> _PROMPT_
Tell how many lines in the data below hold the string "BINANCE"; give nothing but the number.
►
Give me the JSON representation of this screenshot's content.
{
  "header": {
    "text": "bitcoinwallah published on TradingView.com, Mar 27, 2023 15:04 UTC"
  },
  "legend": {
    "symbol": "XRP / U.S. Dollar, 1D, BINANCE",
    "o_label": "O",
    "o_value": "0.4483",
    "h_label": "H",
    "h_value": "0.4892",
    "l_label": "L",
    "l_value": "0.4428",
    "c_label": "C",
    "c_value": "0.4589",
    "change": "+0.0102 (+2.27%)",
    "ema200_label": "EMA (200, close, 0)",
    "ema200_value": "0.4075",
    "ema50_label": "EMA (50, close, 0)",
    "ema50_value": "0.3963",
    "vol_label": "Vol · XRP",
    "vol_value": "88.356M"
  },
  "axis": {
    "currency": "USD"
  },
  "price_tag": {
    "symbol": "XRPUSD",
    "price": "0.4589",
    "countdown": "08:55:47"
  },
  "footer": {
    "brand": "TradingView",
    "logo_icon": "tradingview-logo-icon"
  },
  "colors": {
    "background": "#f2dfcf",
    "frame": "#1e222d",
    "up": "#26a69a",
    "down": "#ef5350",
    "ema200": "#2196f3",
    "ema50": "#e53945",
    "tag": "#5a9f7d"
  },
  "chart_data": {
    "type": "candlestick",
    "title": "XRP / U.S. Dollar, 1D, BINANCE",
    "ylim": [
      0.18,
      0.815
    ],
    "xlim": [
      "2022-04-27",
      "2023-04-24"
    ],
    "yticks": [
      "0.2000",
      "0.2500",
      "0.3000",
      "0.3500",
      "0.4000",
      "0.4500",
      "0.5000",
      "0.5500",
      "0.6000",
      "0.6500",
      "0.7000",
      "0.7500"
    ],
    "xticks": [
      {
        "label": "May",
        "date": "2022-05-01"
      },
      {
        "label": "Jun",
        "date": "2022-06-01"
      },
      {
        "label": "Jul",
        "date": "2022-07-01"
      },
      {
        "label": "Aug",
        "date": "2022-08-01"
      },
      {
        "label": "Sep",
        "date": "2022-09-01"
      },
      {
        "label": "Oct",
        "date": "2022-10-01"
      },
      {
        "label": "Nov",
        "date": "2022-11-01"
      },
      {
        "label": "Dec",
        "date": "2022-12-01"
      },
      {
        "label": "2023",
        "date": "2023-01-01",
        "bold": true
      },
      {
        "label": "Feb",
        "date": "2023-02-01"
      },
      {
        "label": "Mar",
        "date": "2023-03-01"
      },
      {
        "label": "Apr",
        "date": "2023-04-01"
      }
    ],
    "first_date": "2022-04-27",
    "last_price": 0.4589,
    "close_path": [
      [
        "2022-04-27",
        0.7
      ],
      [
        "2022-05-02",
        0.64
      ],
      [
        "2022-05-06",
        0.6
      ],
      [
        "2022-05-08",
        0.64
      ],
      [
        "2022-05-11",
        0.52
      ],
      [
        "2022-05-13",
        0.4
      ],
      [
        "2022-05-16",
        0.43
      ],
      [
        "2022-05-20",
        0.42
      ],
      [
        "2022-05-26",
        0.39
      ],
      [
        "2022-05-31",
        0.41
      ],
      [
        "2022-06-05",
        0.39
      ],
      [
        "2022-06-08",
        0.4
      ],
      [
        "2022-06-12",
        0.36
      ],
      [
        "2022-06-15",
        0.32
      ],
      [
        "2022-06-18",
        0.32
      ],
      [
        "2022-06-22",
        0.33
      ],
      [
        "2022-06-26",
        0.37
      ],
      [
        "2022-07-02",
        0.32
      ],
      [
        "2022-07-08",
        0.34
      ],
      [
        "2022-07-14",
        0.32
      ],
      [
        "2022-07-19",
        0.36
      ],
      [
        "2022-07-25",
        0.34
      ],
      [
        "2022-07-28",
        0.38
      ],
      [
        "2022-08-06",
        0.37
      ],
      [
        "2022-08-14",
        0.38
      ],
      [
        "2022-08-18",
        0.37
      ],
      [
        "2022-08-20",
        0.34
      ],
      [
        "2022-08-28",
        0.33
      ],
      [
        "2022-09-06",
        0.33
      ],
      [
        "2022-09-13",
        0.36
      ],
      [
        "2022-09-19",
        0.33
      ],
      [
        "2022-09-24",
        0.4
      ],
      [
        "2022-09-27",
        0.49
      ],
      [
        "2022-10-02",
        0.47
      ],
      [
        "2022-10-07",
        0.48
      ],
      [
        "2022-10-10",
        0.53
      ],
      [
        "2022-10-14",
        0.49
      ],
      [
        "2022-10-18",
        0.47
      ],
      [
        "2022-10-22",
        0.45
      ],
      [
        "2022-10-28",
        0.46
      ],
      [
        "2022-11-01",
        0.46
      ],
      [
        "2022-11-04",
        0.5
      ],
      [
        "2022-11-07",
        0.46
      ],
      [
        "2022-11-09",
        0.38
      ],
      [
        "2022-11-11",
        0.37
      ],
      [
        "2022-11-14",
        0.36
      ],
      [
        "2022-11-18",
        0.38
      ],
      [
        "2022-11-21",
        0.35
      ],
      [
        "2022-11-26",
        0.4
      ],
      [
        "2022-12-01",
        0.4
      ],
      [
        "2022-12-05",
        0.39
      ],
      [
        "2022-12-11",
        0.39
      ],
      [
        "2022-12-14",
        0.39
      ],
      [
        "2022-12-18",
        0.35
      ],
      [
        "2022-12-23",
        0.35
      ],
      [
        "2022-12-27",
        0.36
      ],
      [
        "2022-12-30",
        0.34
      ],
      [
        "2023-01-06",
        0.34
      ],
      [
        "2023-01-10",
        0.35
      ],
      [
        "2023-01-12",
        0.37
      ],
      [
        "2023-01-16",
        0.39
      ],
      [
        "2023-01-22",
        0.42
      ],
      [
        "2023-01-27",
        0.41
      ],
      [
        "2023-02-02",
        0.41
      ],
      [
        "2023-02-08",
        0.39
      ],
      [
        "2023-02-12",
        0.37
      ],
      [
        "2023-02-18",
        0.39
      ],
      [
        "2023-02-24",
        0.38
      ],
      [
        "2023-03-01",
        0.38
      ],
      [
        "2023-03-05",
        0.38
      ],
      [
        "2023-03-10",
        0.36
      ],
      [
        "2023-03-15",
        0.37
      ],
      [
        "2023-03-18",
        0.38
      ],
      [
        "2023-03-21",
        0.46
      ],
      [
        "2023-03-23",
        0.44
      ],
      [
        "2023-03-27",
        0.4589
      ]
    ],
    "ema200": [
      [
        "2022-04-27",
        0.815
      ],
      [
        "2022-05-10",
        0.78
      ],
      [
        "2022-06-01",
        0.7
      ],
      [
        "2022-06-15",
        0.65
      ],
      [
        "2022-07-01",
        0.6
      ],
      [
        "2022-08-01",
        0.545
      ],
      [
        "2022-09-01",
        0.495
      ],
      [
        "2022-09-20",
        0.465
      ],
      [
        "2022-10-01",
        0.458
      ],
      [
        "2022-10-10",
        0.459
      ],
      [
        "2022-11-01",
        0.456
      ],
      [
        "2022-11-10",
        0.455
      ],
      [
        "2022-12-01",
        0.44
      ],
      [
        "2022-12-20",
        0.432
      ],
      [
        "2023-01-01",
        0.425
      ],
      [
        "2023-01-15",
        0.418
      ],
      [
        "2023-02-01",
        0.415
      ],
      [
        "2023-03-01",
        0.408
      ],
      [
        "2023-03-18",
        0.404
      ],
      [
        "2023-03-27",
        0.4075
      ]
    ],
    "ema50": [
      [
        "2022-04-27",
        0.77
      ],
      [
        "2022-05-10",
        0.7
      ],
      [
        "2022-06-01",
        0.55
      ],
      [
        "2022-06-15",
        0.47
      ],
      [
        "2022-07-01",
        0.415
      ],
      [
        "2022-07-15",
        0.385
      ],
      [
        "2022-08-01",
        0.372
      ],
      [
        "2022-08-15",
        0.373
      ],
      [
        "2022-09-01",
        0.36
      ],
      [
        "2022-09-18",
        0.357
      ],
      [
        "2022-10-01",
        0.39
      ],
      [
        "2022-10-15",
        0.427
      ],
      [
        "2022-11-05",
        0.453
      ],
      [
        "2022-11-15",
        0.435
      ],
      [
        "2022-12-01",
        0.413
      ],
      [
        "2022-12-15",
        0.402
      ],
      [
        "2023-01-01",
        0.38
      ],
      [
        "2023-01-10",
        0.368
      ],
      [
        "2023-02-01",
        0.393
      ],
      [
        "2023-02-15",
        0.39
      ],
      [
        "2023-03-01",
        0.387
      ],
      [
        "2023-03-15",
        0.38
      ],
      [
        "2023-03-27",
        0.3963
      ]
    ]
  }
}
◄
> _FULL ANSWER_
2